- Trecho citado -
---

Tal mãe, tal filha! Taís Araujo e a herdeira de 11 anos usam looks combinando em noite de show

Taís Araujo e a filha, Maria Antonia – Foto: Brazil News
A atriz Taís Araujo curtiu uma noite especial com sua filha caçula, Maria Antonia, de 11 anos, na sexta-feira, 20. As duas marcaram presença no festival de música Lollapalooza Brasil, em São Paulo, para conferir o show de Sabrina Carpenter.
Para a ocasião, mãe e filha usaram looks combinando. As duas apareceram com jaqueta de couro, camiseta branca, saia preta e tênis branco. Inclusive, cada uma deu o seu toque especial ao look para expressar sua identidade. Taís optou por uma saia longa enquanto a herdeira investiu em minissaia e meia-calça com brilhos.

---

Dados registrados:
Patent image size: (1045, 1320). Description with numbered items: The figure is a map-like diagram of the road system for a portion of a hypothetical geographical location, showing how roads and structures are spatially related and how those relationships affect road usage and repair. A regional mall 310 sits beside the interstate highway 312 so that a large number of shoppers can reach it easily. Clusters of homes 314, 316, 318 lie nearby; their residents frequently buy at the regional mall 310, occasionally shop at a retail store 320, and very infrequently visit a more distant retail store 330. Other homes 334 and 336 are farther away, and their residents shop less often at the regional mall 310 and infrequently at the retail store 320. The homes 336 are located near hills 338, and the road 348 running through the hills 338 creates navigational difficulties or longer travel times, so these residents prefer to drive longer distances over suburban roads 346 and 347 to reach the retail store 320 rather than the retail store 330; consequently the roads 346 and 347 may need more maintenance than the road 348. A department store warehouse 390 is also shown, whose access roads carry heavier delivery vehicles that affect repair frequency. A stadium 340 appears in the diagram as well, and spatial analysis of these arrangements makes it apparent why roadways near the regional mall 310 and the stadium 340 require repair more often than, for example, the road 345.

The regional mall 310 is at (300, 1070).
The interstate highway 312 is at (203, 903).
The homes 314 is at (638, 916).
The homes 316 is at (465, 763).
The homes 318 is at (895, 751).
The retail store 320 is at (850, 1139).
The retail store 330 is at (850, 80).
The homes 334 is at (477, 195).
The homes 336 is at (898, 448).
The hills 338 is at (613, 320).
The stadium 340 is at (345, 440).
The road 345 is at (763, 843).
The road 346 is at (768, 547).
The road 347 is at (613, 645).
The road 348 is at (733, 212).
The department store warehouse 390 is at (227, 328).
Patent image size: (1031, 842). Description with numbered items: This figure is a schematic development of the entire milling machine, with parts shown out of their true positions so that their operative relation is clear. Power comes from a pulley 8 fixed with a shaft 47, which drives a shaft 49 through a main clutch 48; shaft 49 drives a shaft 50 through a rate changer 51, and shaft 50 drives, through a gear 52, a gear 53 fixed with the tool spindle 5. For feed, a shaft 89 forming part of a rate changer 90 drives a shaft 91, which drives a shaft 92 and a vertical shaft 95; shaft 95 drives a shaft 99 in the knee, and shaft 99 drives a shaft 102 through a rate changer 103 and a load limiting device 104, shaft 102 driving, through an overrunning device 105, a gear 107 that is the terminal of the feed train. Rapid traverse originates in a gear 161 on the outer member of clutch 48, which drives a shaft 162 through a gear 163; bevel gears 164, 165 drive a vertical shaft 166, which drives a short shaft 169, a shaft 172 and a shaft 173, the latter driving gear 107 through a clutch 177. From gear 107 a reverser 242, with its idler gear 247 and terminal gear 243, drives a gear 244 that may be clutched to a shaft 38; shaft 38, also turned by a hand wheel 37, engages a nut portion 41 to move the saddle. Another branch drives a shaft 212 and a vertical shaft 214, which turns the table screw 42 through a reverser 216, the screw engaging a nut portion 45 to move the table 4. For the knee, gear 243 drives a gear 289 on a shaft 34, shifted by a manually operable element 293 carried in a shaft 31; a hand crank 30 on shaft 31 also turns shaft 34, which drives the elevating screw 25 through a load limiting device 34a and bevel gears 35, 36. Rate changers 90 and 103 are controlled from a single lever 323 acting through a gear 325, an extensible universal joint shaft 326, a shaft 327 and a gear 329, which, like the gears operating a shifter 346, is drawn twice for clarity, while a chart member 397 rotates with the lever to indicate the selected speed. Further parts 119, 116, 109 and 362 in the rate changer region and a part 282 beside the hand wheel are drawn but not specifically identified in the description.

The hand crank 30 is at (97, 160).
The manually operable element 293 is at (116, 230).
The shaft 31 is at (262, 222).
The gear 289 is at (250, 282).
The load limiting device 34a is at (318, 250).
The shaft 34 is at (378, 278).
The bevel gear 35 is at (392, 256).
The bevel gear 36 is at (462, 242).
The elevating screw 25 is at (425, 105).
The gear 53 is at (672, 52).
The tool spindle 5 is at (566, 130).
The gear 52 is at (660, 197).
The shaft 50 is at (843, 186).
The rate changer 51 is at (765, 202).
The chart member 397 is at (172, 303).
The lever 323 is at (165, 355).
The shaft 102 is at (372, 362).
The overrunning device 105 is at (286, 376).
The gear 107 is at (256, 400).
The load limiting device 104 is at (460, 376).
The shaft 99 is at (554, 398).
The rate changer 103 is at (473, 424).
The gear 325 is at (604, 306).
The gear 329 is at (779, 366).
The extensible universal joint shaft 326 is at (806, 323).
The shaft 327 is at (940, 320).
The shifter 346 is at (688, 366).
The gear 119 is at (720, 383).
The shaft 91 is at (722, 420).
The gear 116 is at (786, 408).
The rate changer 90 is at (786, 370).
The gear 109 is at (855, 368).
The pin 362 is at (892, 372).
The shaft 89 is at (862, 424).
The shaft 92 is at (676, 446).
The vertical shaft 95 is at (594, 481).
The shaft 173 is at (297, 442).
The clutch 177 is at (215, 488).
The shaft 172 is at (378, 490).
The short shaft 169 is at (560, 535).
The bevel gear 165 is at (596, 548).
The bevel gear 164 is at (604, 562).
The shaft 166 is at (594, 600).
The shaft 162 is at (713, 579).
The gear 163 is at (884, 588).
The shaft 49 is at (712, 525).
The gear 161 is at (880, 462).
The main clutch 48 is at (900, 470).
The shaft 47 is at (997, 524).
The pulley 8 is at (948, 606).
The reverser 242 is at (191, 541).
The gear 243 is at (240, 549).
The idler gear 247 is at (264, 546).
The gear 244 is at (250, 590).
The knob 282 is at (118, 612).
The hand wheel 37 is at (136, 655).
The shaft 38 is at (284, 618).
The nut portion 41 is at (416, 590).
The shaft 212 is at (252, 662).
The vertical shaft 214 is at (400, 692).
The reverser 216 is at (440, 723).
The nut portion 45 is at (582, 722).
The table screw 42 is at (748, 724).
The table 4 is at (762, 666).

---

- Questões propostas -
[A] Imprima sem alterações a parte do texto sobre Taís Araujo e a filha começando em "Tal mãe, tal" e terminando em "de Sabrina Carpenter.".
[B] Por favor, dê continuidade ao texto sobre Taís Araujo e a filha a partir do ponto em que ele para.
Os registros foram tirados de outra fonte.

- Respostas por tarefa -
[A]
Tal mãe, tal filha! Taís Araujo e a herdeira de 11 anos usam looks combinando em noite de show

Taís Araujo e a filha, Maria Antonia – Foto: Brazil News
A atriz Taís Araujo curtiu uma noite especial com sua filha caçula, Maria Antonia, de 11 anos, na sexta-feira, 20. As duas marcaram presença no festival de música Lollapalooza Brasil, em São Paulo, para conferir o show de Sabrina Carpenter.

[B]
Vale lembrar que Maria Antonia é fruto do casamento da atriz com o ator Lázaro Ramos, com quem ela também teve um menino, João Vicente, de 14 anos.

Taís Araujo e a filha, Maria Antonia – Foto: Brazil News
Taís Araujo e os desafios da maternidade
Em uma entrevista na revista Vogue, Taís Araujo contou sobre os desafios da maternidade. Ela relembrou como se sentiu ao descobrir que seria mãe de uma menina. “Quando engravidei e vi que a Maria era menina, fiquei muito feliz. Ao mesmo tempo, insegura. A menina te obriga a rever o passado, a infância, as relações com a sua mãe, com a sua irmã, com o mundo, com as amigas. E aí você vai reconhecendo toda a ordem de racismo, abuso, de coisas ruins e boas que te forjaram. O meu analista fala: “Filhos, se soubessem como são bons para a gente se entender, cobrariam cachê”. A maternidade me obrigou demais a olhar para mim“, afirmou.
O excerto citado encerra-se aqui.